[Instructions to follow]: Collect from the data below each line with "name".

__________

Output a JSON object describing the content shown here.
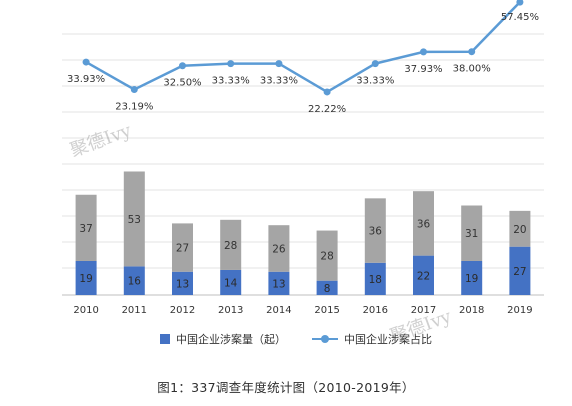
{
  "chart_data": {
    "type": "bar+line",
    "categories": [
      "2010",
      "2011",
      "2012",
      "2013",
      "2014",
      "2015",
      "2016",
      "2017",
      "2018",
      "2019"
    ],
    "series": [
      {
        "name": "中国企业涉案量（起）",
        "type": "stacked-bar-lower",
        "color": "#4472c4",
        "values": [
          19,
          16,
          13,
          14,
          13,
          8,
          18,
          22,
          19,
          27
        ]
      },
      {
        "type": "stacked-bar-upper",
        "color": "#a5a5a5",
        "values": [
          37,
          53,
          27,
          28,
          26,
          28,
          36,
          36,
          31,
          20
        ]
      },
      {
        "name": "中国企业涉案占比",
        "type": "line",
        "color": "#5b9bd5",
        "values": [
          33.93,
          23.19,
          32.5,
          33.33,
          33.33,
          22.22,
          33.33,
          37.93,
          38.0,
          57.45
        ],
        "labels": [
          "33.93%",
          "23.19%",
          "32.50%",
          "33.33%",
          "33.33%",
          "22.22%",
          "33.33%",
          "37.93%",
          "38.00%",
          "57.45%"
        ]
      }
    ],
    "grid": true,
    "legend": "bottom",
    "caption": "图1：337调查年度统计图（2010-2019年）",
    "watermark": "聚德Ivy"
  }
}
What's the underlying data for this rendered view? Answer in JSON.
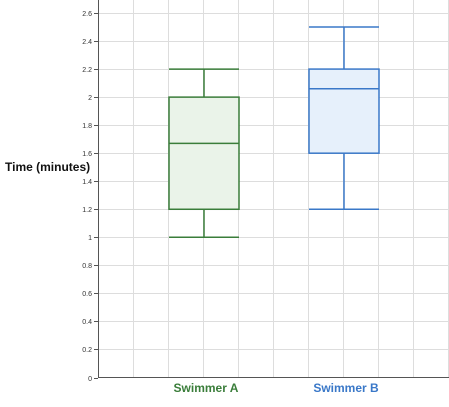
{
  "chart_data": {
    "type": "boxplot",
    "title": "",
    "xlabel": "",
    "ylabel": "Time (minutes)",
    "ylim": [
      0,
      2.6
    ],
    "y_ticks": [
      0,
      0.2,
      0.4,
      0.6,
      0.8,
      1,
      1.2,
      1.4,
      1.6,
      1.8,
      2,
      2.2,
      2.4,
      2.6
    ],
    "y_tick_labels": [
      "0",
      "0.2",
      "0.4",
      "0.6",
      "0.8",
      "1",
      "1.2",
      "1.4",
      "1.6",
      "1.8",
      "2",
      "2.2",
      "2.4",
      "2.6"
    ],
    "grid": true,
    "legend": "none",
    "categories": [
      "Swimmer A",
      "Swimmer B"
    ],
    "series": [
      {
        "name": "Swimmer A",
        "min": 1.0,
        "q1": 1.2,
        "median": 1.67,
        "q3": 2.0,
        "max": 2.2,
        "stroke_color": "#3a7d3a",
        "fill_color": "#eaf3e9"
      },
      {
        "name": "Swimmer B",
        "min": 1.2,
        "q1": 1.6,
        "median": 2.06,
        "q3": 2.2,
        "max": 2.5,
        "stroke_color": "#3a78c8",
        "fill_color": "#e6f0fb"
      }
    ]
  }
}
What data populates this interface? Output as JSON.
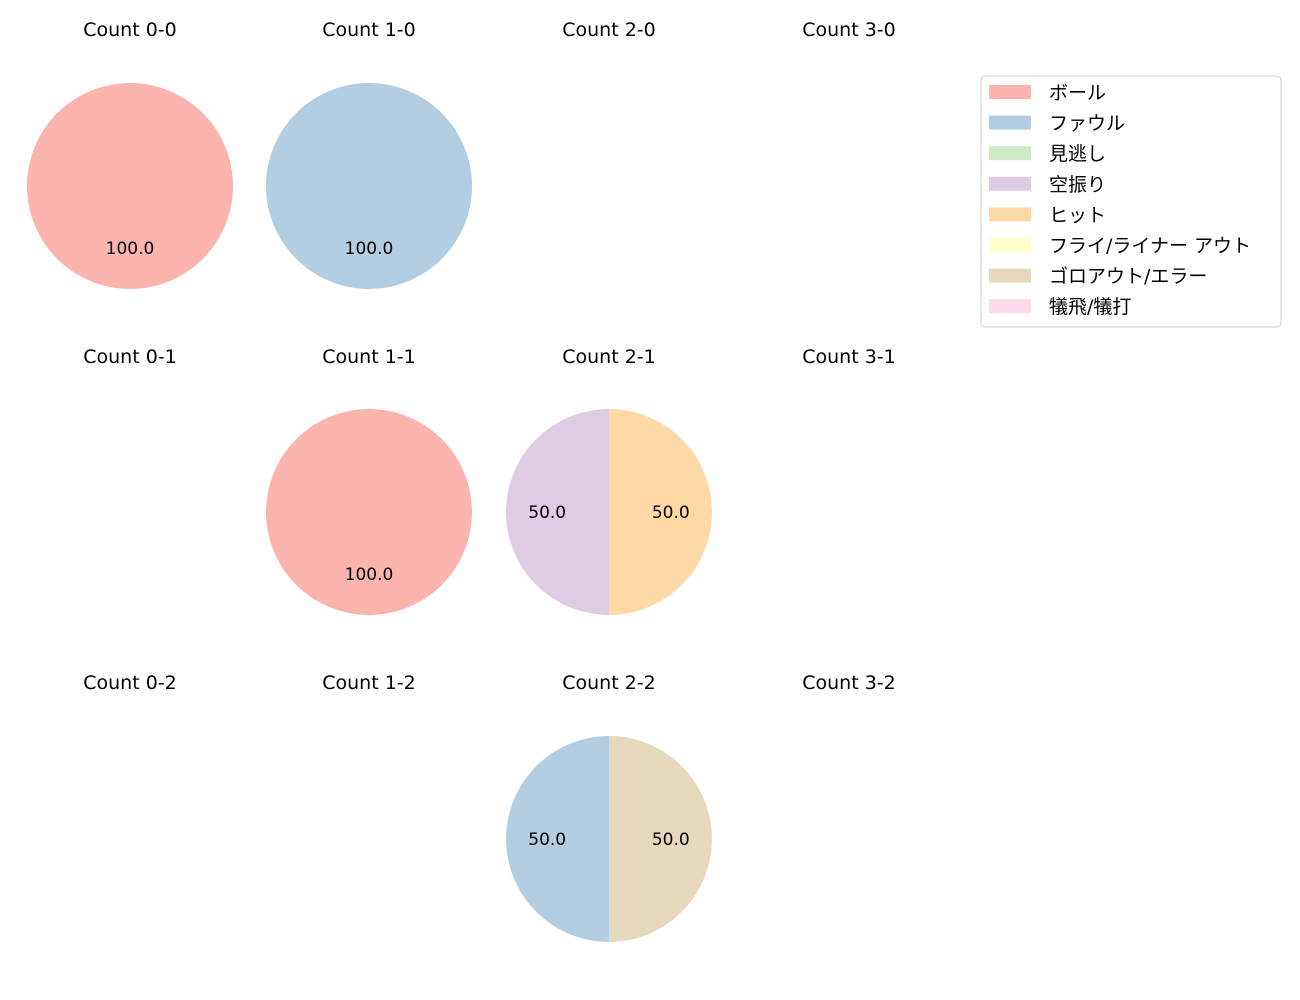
{
  "legend": {
    "position": "upper-right",
    "items": [
      {
        "label": "ボール",
        "color": "#fbb4ae"
      },
      {
        "label": "ファウル",
        "color": "#b3cde3"
      },
      {
        "label": "見逃し",
        "color": "#ccebc5"
      },
      {
        "label": "空振り",
        "color": "#decbe4"
      },
      {
        "label": "ヒット",
        "color": "#fed9a6"
      },
      {
        "label": "フライ/ライナー アウト",
        "color": "#ffffcc"
      },
      {
        "label": "ゴロアウト/エラー",
        "color": "#e5d8bd"
      },
      {
        "label": "犠飛/犠打",
        "color": "#fddaec"
      }
    ]
  },
  "chart_data": [
    {
      "type": "pie",
      "title": "Count 0-0",
      "slices": [
        {
          "category": "ボール",
          "value": 100.0
        }
      ]
    },
    {
      "type": "pie",
      "title": "Count 1-0",
      "slices": [
        {
          "category": "ファウル",
          "value": 100.0
        }
      ]
    },
    {
      "type": "pie",
      "title": "Count 2-0",
      "slices": []
    },
    {
      "type": "pie",
      "title": "Count 3-0",
      "slices": []
    },
    {
      "type": "pie",
      "title": "Count 0-1",
      "slices": []
    },
    {
      "type": "pie",
      "title": "Count 1-1",
      "slices": [
        {
          "category": "ボール",
          "value": 100.0
        }
      ]
    },
    {
      "type": "pie",
      "title": "Count 2-1",
      "slices": [
        {
          "category": "空振り",
          "value": 50.0
        },
        {
          "category": "ヒット",
          "value": 50.0
        }
      ]
    },
    {
      "type": "pie",
      "title": "Count 3-1",
      "slices": []
    },
    {
      "type": "pie",
      "title": "Count 0-2",
      "slices": []
    },
    {
      "type": "pie",
      "title": "Count 1-2",
      "slices": []
    },
    {
      "type": "pie",
      "title": "Count 2-2",
      "slices": [
        {
          "category": "ファウル",
          "value": 50.0
        },
        {
          "category": "ゴロアウト/エラー",
          "value": 50.0
        }
      ]
    },
    {
      "type": "pie",
      "title": "Count 3-2",
      "slices": []
    }
  ]
}
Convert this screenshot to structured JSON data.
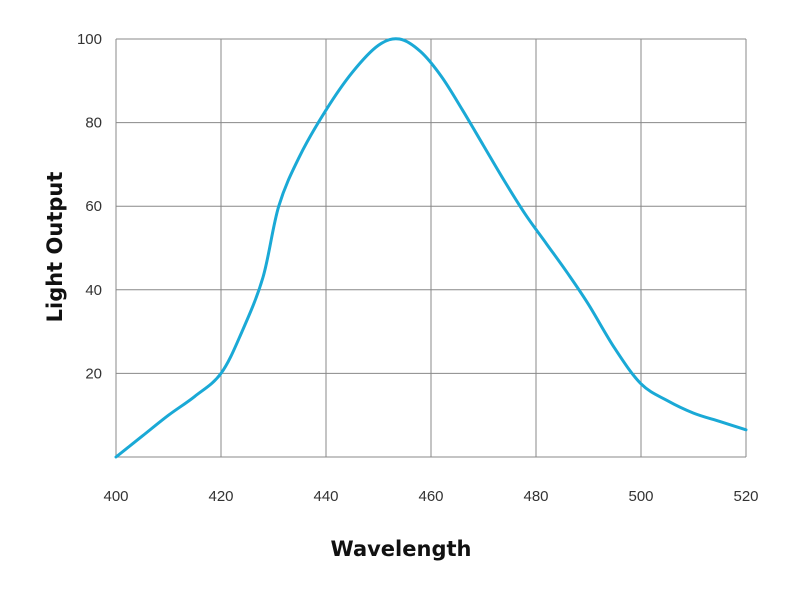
{
  "chart_data": {
    "type": "line",
    "title": "",
    "xlabel": "Wavelength",
    "ylabel": "Light Output",
    "xlim": [
      400,
      520
    ],
    "ylim": [
      0,
      100
    ],
    "x_ticks": [
      400,
      420,
      440,
      460,
      480,
      500,
      520
    ],
    "y_ticks": [
      20,
      40,
      60,
      80,
      100
    ],
    "grid": true,
    "legend": "none",
    "line_color": "#1aa9d6",
    "grid_color": "#888888",
    "series": [
      {
        "x": [
          400,
          405,
          410,
          415,
          420,
          424,
          428,
          431,
          435,
          440,
          445,
          450,
          454,
          458,
          462,
          466,
          470,
          474,
          478,
          482,
          486,
          490,
          495,
          500,
          505,
          510,
          515,
          520
        ],
        "y": [
          0,
          5,
          10,
          14.5,
          20,
          30,
          43,
          60,
          72,
          83,
          92,
          98.5,
          100,
          97,
          91,
          83,
          74.5,
          66,
          58,
          51,
          44,
          36.5,
          26,
          17.5,
          13.5,
          10.5,
          8.5,
          6.5
        ]
      }
    ]
  }
}
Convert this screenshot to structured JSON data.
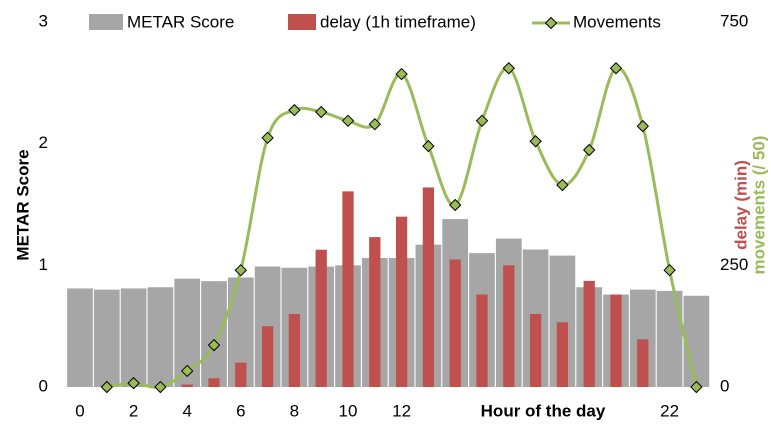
{
  "chart_data": {
    "type": "bar",
    "x_label": "Hour of the day",
    "y_label": "METAR Score",
    "y2_labels": [
      "delay (min)",
      "movements (/ 50)"
    ],
    "x": [
      0,
      1,
      2,
      3,
      4,
      5,
      6,
      7,
      8,
      9,
      10,
      11,
      12,
      13,
      14,
      15,
      16,
      17,
      18,
      19,
      20,
      21,
      22,
      23
    ],
    "xlim": [
      -0.5,
      23.5
    ],
    "xticks": [
      0,
      2,
      4,
      6,
      8,
      10,
      12,
      22
    ],
    "ylim": [
      0,
      3
    ],
    "yticks": [
      0,
      1,
      2,
      3
    ],
    "y2lim": [
      0,
      750
    ],
    "y2ticks": [
      0,
      250,
      750
    ],
    "series": [
      {
        "name": "METAR Score",
        "type": "bar",
        "color": "#a6a6a6",
        "axis": "y",
        "values": [
          0.81,
          0.8,
          0.81,
          0.82,
          0.89,
          0.87,
          0.9,
          0.99,
          0.98,
          0.99,
          1.0,
          1.06,
          1.06,
          1.17,
          1.38,
          1.1,
          1.22,
          1.13,
          1.08,
          0.82,
          0.76,
          0.8,
          0.79,
          0.75
        ]
      },
      {
        "name": "delay (1h timeframe)",
        "type": "bar",
        "color": "#c0504d",
        "axis": "y2",
        "values": [
          0,
          0,
          0,
          0,
          5,
          18,
          50,
          125,
          150,
          282,
          402,
          308,
          350,
          410,
          262,
          190,
          250,
          150,
          133,
          218,
          190,
          98,
          0,
          0
        ]
      },
      {
        "name": "Movements",
        "type": "line",
        "color": "#9bbb59",
        "axis": "y2",
        "values": [
          null,
          0,
          8,
          0,
          33,
          86,
          240,
          512,
          569,
          565,
          547,
          540,
          643,
          495,
          374,
          547,
          655,
          505,
          415,
          487,
          655,
          536,
          240,
          0
        ]
      }
    ]
  }
}
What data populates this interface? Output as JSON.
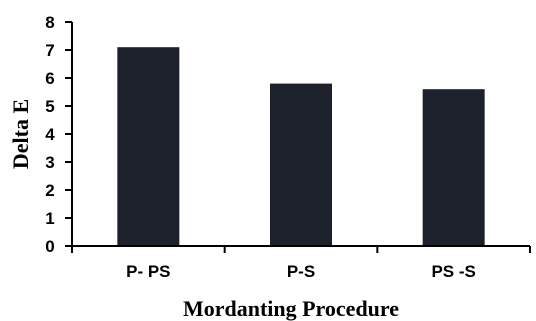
{
  "chart_data": {
    "type": "bar",
    "categories": [
      "P- PS",
      "P-S",
      "PS -S"
    ],
    "values": [
      7.1,
      5.8,
      5.6
    ],
    "title": "",
    "xlabel": "Mordanting Procedure",
    "ylabel": "Delta E",
    "ylim": [
      0,
      8
    ],
    "yticks": [
      0,
      1,
      2,
      3,
      4,
      5,
      6,
      7,
      8
    ],
    "grid": false,
    "legend": "none",
    "bar_color": "#1c212b",
    "axis_color": "#000000"
  }
}
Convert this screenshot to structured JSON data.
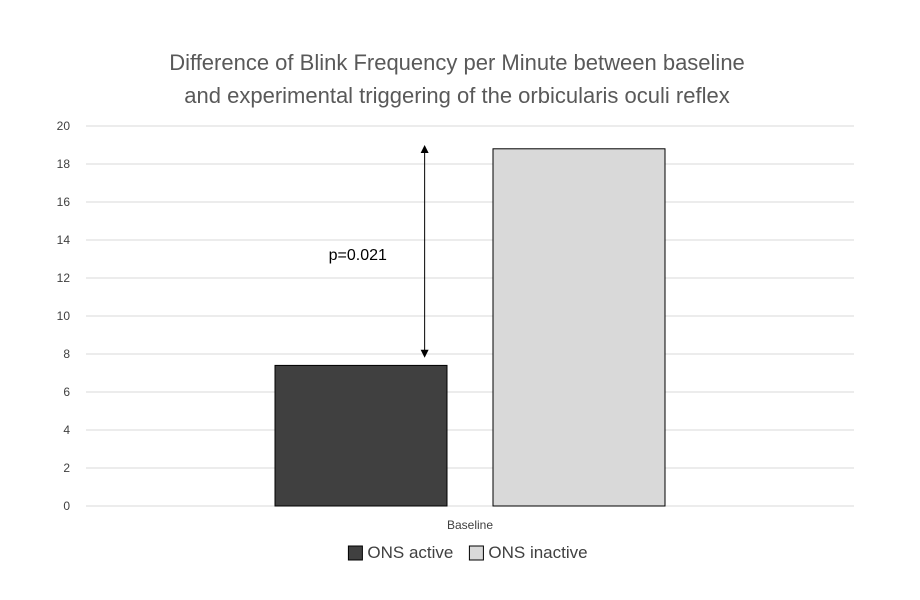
{
  "chart_data": {
    "type": "bar",
    "title_lines": [
      "Difference of Blink Frequency per Minute between baseline",
      "and experimental triggering of the orbicularis oculi reflex"
    ],
    "categories": [
      "Baseline"
    ],
    "series": [
      {
        "name": "ONS active",
        "values": [
          7.4
        ],
        "color": "#404040"
      },
      {
        "name": "ONS inactive",
        "values": [
          18.8
        ],
        "color": "#d9d9d9"
      }
    ],
    "ylim": [
      0,
      20
    ],
    "yticks": [
      "0",
      "2",
      "4",
      "6",
      "8",
      "10",
      "12",
      "14",
      "16",
      "18",
      "20"
    ],
    "grid": true,
    "legend_position": "bottom",
    "annotation": {
      "text": "p=0.021",
      "from_value": 7.8,
      "to_value": 19.0
    }
  }
}
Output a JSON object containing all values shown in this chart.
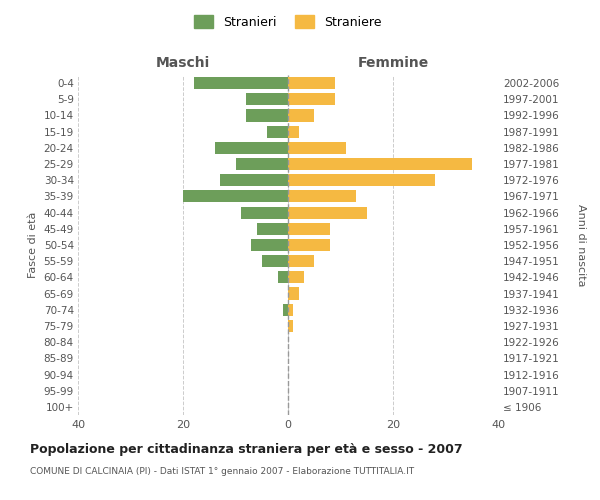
{
  "age_groups": [
    "100+",
    "95-99",
    "90-94",
    "85-89",
    "80-84",
    "75-79",
    "70-74",
    "65-69",
    "60-64",
    "55-59",
    "50-54",
    "45-49",
    "40-44",
    "35-39",
    "30-34",
    "25-29",
    "20-24",
    "15-19",
    "10-14",
    "5-9",
    "0-4"
  ],
  "birth_years": [
    "≤ 1906",
    "1907-1911",
    "1912-1916",
    "1917-1921",
    "1922-1926",
    "1927-1931",
    "1932-1936",
    "1937-1941",
    "1942-1946",
    "1947-1951",
    "1952-1956",
    "1957-1961",
    "1962-1966",
    "1967-1971",
    "1972-1976",
    "1977-1981",
    "1982-1986",
    "1987-1991",
    "1992-1996",
    "1997-2001",
    "2002-2006"
  ],
  "maschi": [
    0,
    0,
    0,
    0,
    0,
    0,
    1,
    0,
    2,
    5,
    7,
    6,
    9,
    20,
    13,
    10,
    14,
    4,
    8,
    8,
    18
  ],
  "femmine": [
    0,
    0,
    0,
    0,
    0,
    1,
    1,
    2,
    3,
    5,
    8,
    8,
    15,
    13,
    28,
    35,
    11,
    2,
    5,
    9,
    9
  ],
  "maschi_color": "#6d9e5a",
  "femmine_color": "#f5b942",
  "background_color": "#ffffff",
  "grid_color": "#cccccc",
  "title": "Popolazione per cittadinanza straniera per età e sesso - 2007",
  "subtitle": "COMUNE DI CALCINAIA (PI) - Dati ISTAT 1° gennaio 2007 - Elaborazione TUTTITALIA.IT",
  "xlabel_left": "Maschi",
  "xlabel_right": "Femmine",
  "ylabel_left": "Fasce di età",
  "ylabel_right": "Anni di nascita",
  "legend_maschi": "Stranieri",
  "legend_femmine": "Straniere",
  "xlim": 40,
  "figsize": [
    6.0,
    5.0
  ],
  "dpi": 100
}
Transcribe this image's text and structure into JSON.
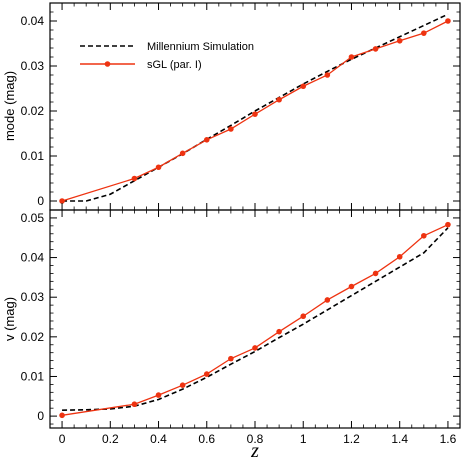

__________

[Response to the task]:
        "name": "中国企业涉案量（起）",
        "name": "中国企业涉案占比",
        "name": "Swimmer A",
        "name": "Swimmer B",
        "name": "METAR Score",
        "name": "delay (1h timeframe)",
        "name": "Movements",
        "name": "ONS active",
        "name": "ONS inactive",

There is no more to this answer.